> [EXERCISE PASSAGE]
══════════════════════════════
Reggie Langford Jr.

Current position
- Title: Head coach
- Team: Sterling
- Conference: KCAC
- Record: 3–19

Biographical details
- Born: c. 1993 (age 32–33) Rancho Cordova, California, U.S.
- Education: Sterling College (2015) Pittsburg State University (2017) Fort Hays State University (2022)

Playing career
- 2011–2014: Sterling
- 2016: Salina Liberty
- 2016–2017: Pardubice Stallions
- 2018–2019: Vysočina Gladiators
- Position: Quarterback

Coaching career (HC unless noted)
- 2015: Sterling (QB)
- 2016–2017: Pardubice Stallions (OC)
- 2017–2020: Nickerson HS (KS) (OC)
- 2018–2019: Vysočina Gladiators (OC)
- 2021: Nickerson HS (KS)
- 2022: Bethel (KS) (OC)
- 2023: Sterling (AHC/OC)
- 2024–present: Sterling

Head coaching record
- Overall: 3–19 (college) 1–8 (high school)

= Reggie Langford Jr. =

American football coach (born c. 1993)

Reggie Langford Jr. (born c. 1993) is an American football coach. He is the head football coach for Sterling College, a position he has held since 2024. He was the head football coach for Nickerson High School in 2021. He also coached for the Pardubice Stallions and Vysočina Gladiators in the Czech League of American Football and for Bethel College in Kansas. He played college football for Sterling as a quarterback. He played for the Pardubice Stallions and Vysočina Gladiators as well as the Salina Liberty of the Champions Indoor Football (CIF).
══════════════════════════════
> [PROBLEM SET]
1. From the Reggie Langford Jr. profile, reproduce the text between "Biographical details" and "(HC unless noted)", inclusive.
2. Render this sentence from the Reggie Langford Jr. profile in Spanish: "He played college football for Sterling as a quarterback."

Stored data entries:
══════════════════════════════
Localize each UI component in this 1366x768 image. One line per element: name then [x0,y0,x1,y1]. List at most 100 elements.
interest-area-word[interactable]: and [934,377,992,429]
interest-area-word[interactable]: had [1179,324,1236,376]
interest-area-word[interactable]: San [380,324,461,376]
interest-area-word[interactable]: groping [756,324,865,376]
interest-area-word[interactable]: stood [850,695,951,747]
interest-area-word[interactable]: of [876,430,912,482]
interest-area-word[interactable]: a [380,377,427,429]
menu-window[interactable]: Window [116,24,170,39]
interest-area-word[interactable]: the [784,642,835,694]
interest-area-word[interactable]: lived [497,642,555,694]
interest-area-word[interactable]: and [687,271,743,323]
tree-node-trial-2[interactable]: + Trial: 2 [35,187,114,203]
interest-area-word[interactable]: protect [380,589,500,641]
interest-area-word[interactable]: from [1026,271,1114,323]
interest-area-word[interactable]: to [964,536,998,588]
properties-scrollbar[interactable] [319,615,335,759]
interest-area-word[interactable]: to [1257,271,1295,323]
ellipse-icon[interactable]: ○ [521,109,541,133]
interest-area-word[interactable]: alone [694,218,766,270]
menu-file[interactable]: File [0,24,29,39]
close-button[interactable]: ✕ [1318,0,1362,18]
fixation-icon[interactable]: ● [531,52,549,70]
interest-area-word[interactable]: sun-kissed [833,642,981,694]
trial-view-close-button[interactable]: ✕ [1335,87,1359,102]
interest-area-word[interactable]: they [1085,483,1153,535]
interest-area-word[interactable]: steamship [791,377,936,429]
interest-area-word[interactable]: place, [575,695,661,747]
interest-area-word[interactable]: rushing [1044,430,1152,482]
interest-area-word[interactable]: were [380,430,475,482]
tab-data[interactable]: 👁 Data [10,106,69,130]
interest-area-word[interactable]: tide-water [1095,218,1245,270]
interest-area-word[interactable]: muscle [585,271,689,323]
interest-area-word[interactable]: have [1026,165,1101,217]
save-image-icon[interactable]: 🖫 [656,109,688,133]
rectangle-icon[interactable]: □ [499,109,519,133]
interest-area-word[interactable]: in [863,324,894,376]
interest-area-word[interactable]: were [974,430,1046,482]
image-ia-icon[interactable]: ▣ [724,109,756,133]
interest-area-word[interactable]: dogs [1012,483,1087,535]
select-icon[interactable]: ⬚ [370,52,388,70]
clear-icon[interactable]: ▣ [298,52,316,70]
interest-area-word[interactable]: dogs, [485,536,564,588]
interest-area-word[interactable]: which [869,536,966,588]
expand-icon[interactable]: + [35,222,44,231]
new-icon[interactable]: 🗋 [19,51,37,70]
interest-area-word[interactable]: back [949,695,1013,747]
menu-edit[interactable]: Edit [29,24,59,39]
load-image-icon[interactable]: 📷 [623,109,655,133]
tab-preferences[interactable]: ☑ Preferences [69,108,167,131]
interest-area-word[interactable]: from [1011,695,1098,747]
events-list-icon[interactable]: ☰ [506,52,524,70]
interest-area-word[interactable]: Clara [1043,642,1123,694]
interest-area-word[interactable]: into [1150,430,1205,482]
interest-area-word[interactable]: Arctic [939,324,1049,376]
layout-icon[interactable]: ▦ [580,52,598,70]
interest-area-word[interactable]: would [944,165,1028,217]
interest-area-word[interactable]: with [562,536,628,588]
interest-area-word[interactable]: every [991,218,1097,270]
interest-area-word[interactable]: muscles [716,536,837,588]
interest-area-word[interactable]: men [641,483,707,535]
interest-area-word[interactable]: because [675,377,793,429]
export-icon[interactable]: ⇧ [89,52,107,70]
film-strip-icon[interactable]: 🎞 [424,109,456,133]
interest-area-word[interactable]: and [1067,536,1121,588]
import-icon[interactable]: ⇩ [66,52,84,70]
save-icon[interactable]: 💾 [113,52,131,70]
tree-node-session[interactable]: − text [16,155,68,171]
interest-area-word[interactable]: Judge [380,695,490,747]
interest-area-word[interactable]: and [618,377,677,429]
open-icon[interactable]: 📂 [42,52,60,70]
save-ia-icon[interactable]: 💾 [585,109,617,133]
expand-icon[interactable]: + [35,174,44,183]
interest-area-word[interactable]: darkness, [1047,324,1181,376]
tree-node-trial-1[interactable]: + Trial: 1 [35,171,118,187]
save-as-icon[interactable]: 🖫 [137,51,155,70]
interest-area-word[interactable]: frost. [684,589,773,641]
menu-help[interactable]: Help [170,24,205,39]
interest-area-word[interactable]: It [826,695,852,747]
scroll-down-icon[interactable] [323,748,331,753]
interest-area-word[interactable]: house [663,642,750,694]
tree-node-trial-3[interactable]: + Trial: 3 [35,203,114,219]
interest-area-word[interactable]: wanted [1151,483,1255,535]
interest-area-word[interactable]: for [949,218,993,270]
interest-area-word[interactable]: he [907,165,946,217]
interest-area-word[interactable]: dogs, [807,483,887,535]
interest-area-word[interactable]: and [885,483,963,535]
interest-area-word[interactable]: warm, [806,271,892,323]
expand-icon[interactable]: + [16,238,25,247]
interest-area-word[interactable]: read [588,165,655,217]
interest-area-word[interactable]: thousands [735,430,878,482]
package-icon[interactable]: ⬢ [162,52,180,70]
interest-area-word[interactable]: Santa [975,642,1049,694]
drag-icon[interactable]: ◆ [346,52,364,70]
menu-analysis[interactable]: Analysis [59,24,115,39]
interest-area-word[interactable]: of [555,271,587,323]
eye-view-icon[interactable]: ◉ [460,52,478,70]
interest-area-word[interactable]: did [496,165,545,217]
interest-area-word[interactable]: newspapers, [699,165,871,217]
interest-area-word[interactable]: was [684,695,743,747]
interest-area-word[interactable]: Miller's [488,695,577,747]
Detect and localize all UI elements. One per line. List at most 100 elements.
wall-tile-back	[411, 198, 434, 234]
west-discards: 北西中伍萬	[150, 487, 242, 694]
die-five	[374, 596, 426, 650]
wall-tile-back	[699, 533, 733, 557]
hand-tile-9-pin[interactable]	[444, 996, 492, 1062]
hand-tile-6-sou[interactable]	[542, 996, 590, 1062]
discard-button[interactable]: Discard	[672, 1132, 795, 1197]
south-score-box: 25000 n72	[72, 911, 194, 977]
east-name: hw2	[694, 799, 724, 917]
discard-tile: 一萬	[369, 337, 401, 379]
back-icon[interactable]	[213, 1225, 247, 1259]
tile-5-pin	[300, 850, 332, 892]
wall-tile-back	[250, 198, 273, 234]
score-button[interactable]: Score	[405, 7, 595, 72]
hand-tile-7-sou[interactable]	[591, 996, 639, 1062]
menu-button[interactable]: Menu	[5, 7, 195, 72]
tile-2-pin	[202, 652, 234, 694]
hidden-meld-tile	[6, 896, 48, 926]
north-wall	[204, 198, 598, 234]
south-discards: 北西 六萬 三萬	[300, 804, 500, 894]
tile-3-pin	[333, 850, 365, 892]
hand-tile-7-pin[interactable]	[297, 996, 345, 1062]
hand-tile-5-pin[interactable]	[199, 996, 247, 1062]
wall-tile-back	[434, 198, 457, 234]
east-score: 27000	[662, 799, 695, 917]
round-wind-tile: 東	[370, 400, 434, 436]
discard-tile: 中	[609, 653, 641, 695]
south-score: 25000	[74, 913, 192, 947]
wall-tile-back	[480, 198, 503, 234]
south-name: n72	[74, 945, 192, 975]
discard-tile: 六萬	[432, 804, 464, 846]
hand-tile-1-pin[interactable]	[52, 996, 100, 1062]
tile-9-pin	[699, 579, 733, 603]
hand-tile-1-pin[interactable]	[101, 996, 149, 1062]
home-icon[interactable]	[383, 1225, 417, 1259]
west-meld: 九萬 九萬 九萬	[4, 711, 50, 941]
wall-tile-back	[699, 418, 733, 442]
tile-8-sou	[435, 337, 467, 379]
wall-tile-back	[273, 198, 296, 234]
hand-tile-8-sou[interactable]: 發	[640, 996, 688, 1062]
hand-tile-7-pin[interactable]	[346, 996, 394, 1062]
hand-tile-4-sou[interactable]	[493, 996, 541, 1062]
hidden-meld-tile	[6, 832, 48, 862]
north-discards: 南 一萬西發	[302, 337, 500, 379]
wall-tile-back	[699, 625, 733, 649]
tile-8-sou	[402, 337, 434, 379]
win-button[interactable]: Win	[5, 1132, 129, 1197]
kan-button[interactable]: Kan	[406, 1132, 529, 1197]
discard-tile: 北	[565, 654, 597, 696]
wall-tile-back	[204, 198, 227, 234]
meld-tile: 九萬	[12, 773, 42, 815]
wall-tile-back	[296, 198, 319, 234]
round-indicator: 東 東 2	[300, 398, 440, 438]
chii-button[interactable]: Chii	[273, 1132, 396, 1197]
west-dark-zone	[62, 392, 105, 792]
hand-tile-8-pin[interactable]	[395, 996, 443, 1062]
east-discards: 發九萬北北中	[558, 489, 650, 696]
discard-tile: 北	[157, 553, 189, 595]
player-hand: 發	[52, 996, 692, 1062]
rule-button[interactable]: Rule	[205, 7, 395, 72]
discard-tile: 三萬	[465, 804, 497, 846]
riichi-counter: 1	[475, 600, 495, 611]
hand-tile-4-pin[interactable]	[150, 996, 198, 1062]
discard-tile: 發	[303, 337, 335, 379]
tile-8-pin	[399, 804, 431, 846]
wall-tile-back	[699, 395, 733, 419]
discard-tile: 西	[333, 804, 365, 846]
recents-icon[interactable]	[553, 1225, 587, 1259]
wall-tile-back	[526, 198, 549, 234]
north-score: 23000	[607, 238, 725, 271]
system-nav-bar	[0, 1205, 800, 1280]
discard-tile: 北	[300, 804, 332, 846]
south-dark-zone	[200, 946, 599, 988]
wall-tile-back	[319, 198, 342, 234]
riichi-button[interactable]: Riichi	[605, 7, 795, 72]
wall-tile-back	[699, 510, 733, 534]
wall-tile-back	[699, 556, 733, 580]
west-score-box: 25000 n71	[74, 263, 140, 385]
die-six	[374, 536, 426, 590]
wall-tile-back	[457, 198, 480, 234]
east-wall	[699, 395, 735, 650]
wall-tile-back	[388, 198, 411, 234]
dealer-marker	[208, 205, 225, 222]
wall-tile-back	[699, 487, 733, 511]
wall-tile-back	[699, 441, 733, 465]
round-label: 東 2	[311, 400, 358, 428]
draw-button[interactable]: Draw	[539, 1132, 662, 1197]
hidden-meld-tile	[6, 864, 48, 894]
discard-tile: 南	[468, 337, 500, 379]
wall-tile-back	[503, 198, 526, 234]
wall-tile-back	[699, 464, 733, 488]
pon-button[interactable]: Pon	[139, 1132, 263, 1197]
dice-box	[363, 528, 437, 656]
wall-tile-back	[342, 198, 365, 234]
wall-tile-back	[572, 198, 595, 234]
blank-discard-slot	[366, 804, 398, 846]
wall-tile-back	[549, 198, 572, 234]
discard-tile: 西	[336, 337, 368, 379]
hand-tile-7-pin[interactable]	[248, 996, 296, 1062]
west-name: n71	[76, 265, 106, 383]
══════════════════════════════
> [ANSWERS FOR THE EXERCISE]
1.
Biographical details
- Born: c. 1993 (age 32–33) Rancho Cordova, California, U.S.
- Education: Sterling College (2015) Pittsburg State University (2017) Fort Hays State University (2022)

Playing career
- 2011–2014: Sterling
- 2016: Salina Liberty
- 2016–2017: Pardubice Stallions
- 2018–2019: Vysočina Gladiators
- Position: Quarterback

Coaching career (HC unless noted)

2. Jugó fútbol americano universitario para Sterling como mariscal de campo.